Brief: Present each line of the entries below that holds the word "meta".
* BEGIN *
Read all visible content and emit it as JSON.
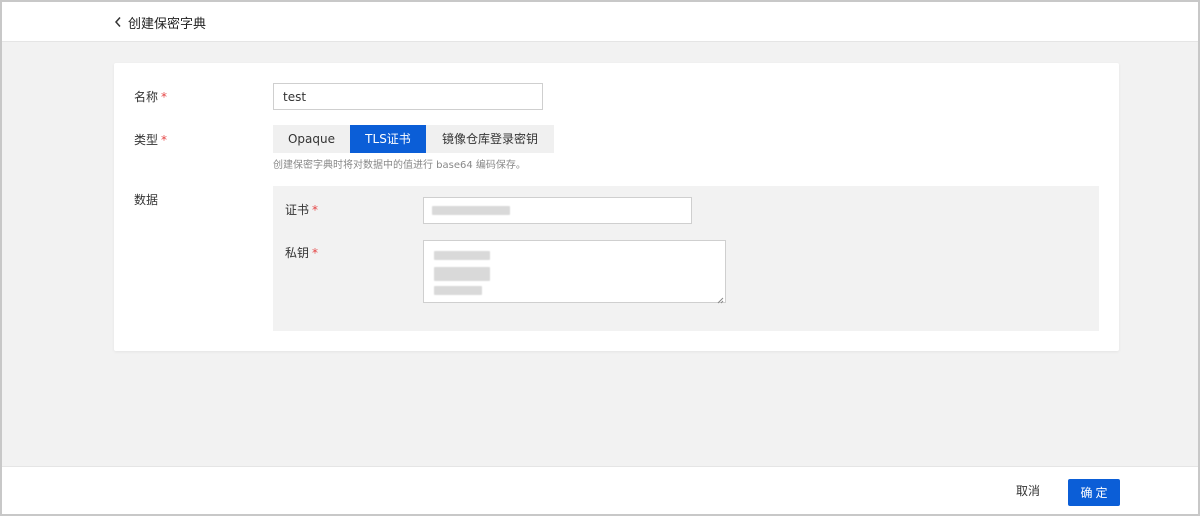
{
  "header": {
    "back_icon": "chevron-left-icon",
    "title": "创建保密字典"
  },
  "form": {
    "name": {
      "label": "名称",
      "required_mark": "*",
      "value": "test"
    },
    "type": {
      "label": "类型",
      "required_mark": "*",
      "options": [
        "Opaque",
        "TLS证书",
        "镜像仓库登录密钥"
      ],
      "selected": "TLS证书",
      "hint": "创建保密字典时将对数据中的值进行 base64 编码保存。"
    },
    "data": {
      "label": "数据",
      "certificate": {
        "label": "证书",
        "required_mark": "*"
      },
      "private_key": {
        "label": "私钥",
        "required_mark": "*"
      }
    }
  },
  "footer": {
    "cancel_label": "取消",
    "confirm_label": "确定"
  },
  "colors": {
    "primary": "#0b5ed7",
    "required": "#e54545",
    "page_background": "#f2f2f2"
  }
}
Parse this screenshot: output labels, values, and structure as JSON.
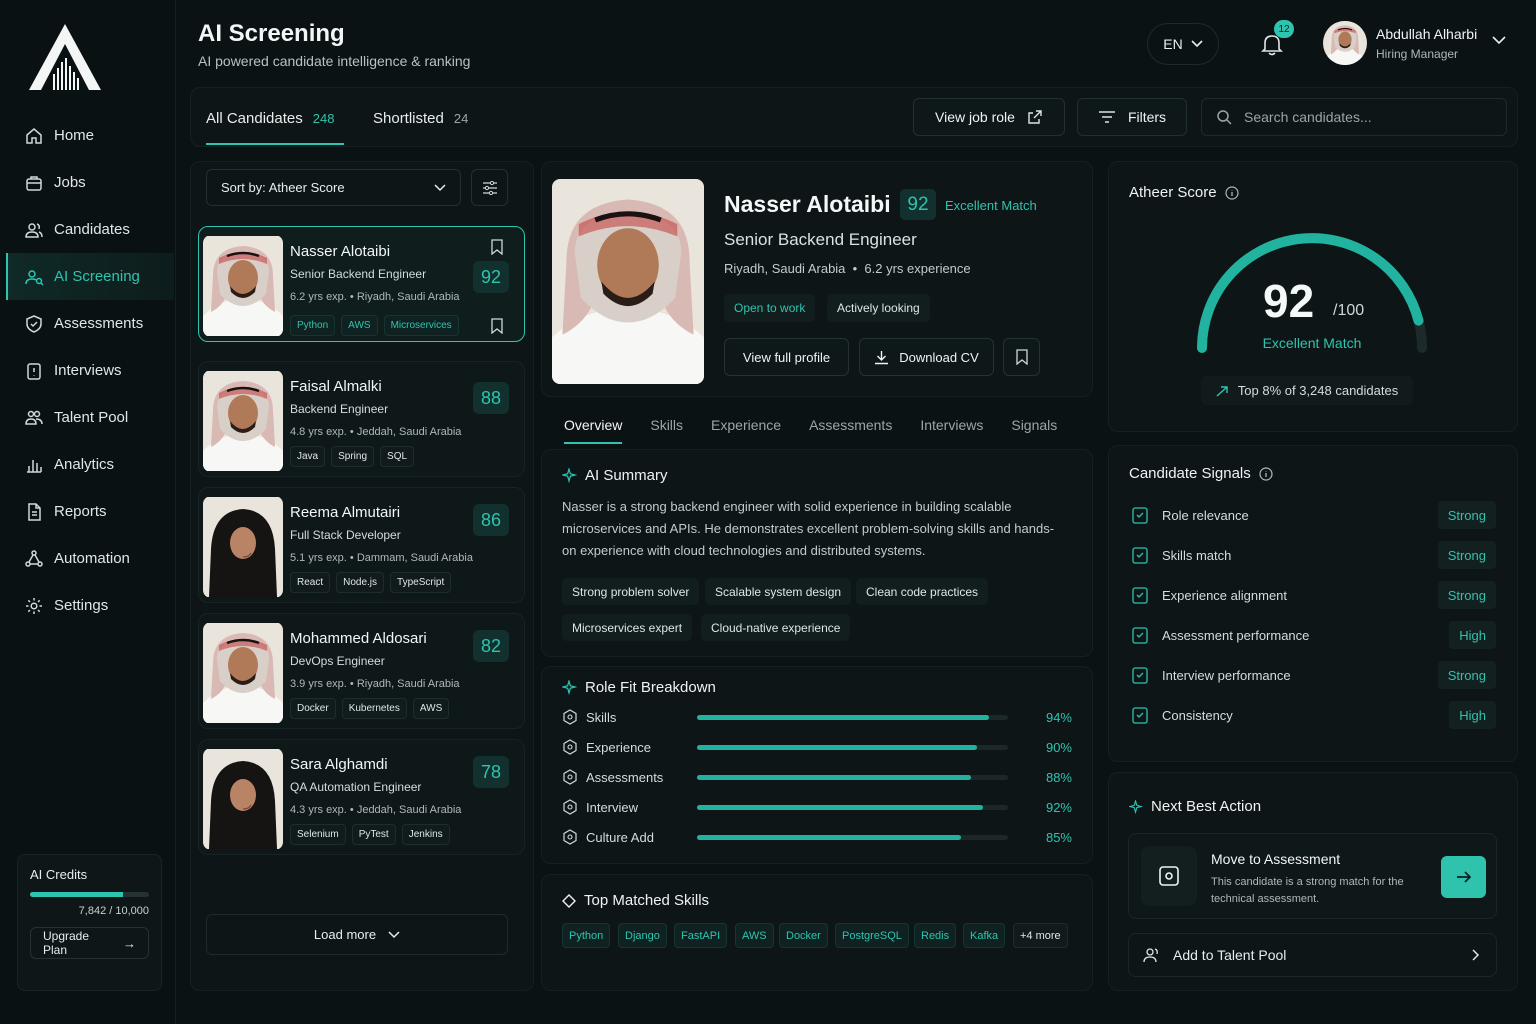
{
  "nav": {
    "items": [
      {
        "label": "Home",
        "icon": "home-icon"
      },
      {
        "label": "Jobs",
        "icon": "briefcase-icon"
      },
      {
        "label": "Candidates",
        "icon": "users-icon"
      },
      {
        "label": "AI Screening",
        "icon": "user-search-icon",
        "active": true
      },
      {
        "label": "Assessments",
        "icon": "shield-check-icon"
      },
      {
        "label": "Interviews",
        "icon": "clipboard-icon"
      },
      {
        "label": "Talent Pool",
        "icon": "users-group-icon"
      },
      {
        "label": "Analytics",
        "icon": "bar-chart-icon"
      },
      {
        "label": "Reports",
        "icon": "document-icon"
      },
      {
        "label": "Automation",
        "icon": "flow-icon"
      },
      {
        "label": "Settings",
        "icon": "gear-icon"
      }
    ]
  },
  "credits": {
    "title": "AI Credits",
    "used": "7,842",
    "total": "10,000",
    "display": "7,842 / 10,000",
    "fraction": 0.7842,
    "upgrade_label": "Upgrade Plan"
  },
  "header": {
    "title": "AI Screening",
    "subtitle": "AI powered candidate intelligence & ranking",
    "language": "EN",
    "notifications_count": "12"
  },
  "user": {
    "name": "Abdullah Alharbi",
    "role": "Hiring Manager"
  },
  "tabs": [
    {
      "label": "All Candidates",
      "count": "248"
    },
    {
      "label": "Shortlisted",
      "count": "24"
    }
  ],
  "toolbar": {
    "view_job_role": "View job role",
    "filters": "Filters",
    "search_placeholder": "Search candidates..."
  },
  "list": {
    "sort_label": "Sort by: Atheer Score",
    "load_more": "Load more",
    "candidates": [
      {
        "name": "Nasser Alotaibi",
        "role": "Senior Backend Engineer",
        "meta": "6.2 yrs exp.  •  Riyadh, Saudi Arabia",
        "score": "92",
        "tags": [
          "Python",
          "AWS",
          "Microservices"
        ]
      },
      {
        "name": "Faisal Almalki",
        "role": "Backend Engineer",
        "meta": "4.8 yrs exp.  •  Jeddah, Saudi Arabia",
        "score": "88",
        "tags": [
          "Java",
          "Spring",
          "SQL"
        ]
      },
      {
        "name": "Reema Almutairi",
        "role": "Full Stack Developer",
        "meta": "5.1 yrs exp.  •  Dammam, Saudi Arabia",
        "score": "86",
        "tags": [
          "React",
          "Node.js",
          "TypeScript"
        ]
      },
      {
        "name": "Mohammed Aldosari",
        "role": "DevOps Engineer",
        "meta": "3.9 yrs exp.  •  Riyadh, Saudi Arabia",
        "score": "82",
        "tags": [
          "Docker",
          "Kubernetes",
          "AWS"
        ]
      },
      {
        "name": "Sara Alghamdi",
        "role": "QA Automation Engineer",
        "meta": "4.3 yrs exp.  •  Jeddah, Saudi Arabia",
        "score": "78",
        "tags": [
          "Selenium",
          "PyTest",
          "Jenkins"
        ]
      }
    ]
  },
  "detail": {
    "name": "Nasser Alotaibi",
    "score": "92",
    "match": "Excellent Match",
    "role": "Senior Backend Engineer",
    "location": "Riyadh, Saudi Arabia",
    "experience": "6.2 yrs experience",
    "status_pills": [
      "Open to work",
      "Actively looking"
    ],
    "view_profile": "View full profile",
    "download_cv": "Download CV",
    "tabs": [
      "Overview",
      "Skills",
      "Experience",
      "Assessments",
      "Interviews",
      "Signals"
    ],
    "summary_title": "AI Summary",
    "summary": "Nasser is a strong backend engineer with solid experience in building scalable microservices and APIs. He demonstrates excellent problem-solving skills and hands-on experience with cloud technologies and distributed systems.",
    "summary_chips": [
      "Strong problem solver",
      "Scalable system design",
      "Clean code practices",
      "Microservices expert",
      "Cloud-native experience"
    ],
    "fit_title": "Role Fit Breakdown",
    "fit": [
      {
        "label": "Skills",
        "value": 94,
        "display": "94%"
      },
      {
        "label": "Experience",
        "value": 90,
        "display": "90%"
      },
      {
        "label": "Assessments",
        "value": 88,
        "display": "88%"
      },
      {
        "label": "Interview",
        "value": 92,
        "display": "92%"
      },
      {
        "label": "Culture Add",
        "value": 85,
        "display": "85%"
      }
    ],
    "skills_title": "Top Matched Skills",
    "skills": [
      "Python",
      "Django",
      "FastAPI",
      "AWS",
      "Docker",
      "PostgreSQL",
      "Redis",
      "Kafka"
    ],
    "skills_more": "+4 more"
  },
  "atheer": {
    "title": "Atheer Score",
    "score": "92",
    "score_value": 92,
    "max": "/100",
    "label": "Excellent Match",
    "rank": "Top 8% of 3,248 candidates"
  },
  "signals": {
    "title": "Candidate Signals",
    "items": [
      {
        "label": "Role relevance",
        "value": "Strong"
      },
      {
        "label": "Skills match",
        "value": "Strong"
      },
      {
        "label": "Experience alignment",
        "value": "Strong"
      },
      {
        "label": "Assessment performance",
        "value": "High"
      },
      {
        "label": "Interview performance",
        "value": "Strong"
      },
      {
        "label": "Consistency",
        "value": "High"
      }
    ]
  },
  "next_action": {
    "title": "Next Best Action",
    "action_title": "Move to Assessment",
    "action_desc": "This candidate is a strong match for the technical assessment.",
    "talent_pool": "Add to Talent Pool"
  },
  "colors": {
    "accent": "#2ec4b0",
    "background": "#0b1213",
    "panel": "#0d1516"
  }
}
* END *
Problem solution:
        "meta": "6.2 yrs exp.  •  Riyadh, Saudi Arabia",
        "meta": "4.8 yrs exp.  •  Jeddah, Saudi Arabia",
        "meta": "5.1 yrs exp.  •  Dammam, Saudi Arabia",
        "meta": "3.9 yrs exp.  •  Riyadh, Saudi Arabia",
        "meta": "4.3 yrs exp.  •  Jeddah, Saudi Arabia",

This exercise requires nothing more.